| PROBLEM TO WORK ON |
Pull out every line with the word "contain".

| INPUT DATA |
■ ■ ■ ■ ■ ■ ■

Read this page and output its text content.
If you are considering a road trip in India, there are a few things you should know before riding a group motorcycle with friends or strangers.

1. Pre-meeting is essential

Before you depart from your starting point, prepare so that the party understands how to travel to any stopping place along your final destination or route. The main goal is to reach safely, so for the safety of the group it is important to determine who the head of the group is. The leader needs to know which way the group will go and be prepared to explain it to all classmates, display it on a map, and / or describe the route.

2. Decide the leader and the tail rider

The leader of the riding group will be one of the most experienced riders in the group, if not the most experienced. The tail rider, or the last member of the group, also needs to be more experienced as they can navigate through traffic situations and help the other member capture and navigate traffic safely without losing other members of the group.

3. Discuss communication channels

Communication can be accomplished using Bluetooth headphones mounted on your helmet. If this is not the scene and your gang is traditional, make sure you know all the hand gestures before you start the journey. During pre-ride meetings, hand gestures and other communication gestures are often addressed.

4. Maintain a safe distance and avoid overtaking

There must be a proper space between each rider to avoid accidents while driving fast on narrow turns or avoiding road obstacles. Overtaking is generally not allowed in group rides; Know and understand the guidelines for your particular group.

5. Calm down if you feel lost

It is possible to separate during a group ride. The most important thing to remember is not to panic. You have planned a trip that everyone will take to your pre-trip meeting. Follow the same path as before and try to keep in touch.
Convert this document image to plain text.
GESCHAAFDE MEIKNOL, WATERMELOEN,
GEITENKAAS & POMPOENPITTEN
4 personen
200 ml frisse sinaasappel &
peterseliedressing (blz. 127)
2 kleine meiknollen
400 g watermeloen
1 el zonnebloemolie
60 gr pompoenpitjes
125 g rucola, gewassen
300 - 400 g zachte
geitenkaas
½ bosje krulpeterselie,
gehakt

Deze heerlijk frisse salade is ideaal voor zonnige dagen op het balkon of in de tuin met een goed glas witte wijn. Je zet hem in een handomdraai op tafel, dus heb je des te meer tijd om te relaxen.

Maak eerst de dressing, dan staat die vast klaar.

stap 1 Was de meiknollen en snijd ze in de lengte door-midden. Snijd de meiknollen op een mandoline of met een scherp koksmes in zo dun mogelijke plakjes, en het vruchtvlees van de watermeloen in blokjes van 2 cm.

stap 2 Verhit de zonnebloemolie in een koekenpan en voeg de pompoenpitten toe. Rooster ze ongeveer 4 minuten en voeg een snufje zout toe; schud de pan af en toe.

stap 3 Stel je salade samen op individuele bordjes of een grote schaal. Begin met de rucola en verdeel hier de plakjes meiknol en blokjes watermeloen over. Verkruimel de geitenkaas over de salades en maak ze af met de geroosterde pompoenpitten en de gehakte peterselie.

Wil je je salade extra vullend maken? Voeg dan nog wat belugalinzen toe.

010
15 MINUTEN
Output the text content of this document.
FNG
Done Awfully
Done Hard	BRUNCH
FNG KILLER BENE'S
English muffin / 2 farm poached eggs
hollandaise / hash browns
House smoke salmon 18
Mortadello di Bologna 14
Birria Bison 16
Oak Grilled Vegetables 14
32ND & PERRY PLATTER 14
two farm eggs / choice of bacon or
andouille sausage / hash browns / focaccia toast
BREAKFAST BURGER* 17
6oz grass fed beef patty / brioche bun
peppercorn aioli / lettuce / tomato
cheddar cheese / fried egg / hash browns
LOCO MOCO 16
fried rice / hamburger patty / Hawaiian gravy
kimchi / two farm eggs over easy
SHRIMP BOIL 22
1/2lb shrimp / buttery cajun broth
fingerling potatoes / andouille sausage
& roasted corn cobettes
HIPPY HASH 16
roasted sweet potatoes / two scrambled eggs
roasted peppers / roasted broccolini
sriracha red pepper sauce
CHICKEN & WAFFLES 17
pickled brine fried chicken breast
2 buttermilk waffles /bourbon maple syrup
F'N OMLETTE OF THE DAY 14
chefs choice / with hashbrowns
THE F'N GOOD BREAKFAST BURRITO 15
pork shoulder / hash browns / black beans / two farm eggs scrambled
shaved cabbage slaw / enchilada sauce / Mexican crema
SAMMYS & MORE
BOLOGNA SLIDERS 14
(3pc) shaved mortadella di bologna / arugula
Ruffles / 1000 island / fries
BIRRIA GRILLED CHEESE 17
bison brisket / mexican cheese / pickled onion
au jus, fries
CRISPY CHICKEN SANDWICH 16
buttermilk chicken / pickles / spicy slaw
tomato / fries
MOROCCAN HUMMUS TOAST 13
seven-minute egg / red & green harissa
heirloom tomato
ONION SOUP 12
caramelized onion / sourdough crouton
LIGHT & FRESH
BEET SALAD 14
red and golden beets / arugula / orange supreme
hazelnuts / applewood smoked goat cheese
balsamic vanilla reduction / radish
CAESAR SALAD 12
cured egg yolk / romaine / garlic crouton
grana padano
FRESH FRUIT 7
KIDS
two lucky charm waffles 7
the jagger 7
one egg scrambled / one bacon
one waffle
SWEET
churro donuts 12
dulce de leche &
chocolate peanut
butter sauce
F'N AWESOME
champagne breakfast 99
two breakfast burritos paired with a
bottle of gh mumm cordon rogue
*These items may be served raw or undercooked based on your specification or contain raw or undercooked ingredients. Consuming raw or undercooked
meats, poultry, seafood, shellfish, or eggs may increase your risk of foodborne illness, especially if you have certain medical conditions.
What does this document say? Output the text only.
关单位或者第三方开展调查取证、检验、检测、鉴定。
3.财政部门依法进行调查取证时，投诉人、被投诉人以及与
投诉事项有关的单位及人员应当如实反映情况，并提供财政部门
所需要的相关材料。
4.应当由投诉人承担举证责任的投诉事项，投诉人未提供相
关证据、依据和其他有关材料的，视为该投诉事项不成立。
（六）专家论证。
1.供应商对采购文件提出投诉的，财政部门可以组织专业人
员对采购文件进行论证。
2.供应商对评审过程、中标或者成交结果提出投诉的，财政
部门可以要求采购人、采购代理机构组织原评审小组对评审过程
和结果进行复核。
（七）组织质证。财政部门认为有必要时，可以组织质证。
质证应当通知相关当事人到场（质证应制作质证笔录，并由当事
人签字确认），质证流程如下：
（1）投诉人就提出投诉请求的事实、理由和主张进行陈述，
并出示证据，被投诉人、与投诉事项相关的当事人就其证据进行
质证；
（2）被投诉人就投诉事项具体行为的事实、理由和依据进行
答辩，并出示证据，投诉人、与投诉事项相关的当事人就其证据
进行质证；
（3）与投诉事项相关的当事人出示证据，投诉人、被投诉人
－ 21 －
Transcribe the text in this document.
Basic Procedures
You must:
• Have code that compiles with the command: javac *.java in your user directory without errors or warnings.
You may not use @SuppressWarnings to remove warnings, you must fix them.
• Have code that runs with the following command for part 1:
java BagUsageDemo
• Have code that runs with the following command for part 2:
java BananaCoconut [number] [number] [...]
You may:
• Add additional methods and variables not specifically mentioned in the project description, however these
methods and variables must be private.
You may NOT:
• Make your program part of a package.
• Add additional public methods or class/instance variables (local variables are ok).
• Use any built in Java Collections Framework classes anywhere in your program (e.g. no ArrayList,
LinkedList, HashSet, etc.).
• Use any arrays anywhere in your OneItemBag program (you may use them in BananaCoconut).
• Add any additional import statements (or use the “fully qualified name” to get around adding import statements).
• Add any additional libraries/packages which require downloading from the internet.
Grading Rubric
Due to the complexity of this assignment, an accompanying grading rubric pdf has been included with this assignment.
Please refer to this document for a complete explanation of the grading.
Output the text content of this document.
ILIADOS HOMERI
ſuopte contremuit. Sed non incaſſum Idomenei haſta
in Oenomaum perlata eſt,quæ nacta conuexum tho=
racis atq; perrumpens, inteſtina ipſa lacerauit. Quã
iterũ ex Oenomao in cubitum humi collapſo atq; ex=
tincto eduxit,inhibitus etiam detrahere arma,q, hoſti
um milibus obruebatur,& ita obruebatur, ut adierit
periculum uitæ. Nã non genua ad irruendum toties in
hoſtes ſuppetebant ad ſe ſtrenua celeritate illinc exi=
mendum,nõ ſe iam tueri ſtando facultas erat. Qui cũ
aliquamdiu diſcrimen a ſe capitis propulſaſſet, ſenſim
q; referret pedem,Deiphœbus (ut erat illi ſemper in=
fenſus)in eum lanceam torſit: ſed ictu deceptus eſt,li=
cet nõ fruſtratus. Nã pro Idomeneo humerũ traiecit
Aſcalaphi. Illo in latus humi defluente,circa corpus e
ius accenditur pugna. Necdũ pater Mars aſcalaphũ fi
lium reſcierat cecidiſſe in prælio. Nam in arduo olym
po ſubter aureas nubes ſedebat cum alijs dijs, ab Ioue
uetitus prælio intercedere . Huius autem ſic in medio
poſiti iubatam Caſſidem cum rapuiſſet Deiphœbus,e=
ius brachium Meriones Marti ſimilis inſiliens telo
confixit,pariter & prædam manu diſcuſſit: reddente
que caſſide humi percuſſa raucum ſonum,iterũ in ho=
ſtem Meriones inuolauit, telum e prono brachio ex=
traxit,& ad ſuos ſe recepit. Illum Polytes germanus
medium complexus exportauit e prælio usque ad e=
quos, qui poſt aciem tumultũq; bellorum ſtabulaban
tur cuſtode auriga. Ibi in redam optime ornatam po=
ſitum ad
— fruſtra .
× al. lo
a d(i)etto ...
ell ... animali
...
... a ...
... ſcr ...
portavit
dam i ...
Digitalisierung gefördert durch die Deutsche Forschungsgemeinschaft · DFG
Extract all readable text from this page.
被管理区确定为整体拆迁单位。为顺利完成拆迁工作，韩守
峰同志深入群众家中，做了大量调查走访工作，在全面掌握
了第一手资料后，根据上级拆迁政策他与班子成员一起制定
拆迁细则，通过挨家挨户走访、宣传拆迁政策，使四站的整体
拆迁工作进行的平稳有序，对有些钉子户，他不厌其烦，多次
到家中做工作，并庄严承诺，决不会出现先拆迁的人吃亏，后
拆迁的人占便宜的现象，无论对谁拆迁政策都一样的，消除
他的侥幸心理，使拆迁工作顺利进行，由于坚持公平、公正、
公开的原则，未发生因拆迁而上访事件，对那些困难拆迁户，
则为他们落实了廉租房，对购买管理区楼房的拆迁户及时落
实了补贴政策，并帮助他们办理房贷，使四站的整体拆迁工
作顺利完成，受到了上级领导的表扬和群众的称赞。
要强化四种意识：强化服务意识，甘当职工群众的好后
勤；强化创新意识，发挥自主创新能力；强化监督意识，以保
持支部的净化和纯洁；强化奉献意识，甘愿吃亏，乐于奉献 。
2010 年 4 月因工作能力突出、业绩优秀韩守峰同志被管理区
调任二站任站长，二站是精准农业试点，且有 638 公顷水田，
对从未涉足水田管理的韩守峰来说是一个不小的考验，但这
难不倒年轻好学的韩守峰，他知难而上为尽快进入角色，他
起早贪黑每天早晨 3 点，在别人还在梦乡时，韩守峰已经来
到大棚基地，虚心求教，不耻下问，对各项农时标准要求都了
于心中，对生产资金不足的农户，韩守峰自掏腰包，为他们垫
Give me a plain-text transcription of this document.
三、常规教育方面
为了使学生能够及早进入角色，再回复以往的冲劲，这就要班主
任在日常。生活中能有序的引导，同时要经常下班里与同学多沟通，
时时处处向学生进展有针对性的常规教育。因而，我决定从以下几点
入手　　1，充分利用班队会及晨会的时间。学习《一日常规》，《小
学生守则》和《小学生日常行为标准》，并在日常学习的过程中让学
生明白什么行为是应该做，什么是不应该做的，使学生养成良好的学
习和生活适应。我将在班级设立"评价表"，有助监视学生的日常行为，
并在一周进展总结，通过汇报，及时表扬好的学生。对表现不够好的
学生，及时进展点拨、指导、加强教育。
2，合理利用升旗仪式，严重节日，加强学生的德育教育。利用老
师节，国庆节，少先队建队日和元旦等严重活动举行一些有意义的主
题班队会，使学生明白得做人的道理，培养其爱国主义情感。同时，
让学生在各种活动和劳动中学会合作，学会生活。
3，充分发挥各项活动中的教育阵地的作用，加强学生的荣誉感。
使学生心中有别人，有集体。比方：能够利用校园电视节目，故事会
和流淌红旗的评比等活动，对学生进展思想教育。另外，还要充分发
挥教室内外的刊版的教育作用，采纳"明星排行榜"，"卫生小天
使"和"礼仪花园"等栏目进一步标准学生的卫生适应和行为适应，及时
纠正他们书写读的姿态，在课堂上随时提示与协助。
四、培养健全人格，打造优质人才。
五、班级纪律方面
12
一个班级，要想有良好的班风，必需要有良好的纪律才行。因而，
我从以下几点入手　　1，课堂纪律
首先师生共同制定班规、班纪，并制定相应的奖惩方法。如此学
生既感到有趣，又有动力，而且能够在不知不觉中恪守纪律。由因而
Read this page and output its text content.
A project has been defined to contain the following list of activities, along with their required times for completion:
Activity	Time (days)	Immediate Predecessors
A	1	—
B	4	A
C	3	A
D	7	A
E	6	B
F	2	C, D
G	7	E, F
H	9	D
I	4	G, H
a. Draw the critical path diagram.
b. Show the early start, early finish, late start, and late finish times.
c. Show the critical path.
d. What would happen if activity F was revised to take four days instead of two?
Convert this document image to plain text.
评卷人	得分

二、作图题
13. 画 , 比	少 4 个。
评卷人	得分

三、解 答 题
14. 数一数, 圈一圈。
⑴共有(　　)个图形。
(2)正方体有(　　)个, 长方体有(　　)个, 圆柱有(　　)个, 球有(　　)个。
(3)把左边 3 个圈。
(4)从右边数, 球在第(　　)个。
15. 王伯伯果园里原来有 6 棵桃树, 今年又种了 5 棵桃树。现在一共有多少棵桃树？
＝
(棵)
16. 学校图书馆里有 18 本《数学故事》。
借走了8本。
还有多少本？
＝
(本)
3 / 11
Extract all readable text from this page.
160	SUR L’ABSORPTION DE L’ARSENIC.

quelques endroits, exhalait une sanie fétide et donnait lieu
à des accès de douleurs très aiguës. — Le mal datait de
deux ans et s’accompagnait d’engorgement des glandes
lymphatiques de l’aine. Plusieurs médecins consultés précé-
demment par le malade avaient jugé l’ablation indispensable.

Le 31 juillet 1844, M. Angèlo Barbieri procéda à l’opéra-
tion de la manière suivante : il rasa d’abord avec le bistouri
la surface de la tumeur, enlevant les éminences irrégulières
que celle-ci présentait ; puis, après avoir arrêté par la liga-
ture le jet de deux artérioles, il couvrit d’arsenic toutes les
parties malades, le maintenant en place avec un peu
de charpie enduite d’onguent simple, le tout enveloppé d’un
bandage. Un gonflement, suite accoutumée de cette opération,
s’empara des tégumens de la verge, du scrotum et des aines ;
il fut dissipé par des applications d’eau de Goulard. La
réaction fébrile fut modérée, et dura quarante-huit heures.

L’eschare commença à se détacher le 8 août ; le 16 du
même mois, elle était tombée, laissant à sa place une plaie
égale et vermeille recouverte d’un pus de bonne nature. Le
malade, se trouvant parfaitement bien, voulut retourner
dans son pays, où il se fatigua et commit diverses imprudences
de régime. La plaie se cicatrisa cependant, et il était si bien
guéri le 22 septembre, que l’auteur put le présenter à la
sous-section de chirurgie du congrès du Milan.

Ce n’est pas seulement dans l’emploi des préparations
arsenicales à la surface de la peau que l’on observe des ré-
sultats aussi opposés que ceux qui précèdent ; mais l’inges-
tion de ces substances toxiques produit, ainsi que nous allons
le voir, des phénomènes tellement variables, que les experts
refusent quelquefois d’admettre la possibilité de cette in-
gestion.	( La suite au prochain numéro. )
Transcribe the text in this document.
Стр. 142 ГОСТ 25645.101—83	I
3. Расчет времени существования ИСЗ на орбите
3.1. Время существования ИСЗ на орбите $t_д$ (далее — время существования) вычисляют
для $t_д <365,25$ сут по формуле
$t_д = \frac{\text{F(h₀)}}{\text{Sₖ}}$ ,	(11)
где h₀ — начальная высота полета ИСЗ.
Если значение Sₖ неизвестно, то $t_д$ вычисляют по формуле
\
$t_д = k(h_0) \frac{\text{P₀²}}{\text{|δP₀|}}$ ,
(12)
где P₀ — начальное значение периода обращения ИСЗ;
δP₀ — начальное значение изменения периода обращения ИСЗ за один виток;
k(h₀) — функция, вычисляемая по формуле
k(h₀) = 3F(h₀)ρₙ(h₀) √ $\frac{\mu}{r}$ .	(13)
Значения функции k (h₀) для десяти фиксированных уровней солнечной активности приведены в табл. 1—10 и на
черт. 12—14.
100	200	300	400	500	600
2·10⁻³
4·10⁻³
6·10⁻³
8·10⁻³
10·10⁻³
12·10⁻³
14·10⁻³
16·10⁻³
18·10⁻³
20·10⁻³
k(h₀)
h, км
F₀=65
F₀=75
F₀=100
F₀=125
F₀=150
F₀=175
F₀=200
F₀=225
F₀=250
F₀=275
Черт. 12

■ ■ ■ ■ ■ ■ ■

| FULL ANSWER |
*These items may be served raw or undercooked based on your specification or contain raw or undercooked ingredients. Consuming raw or undercooked
A project has been defined to contain the following list of activities, along with their required times for completion:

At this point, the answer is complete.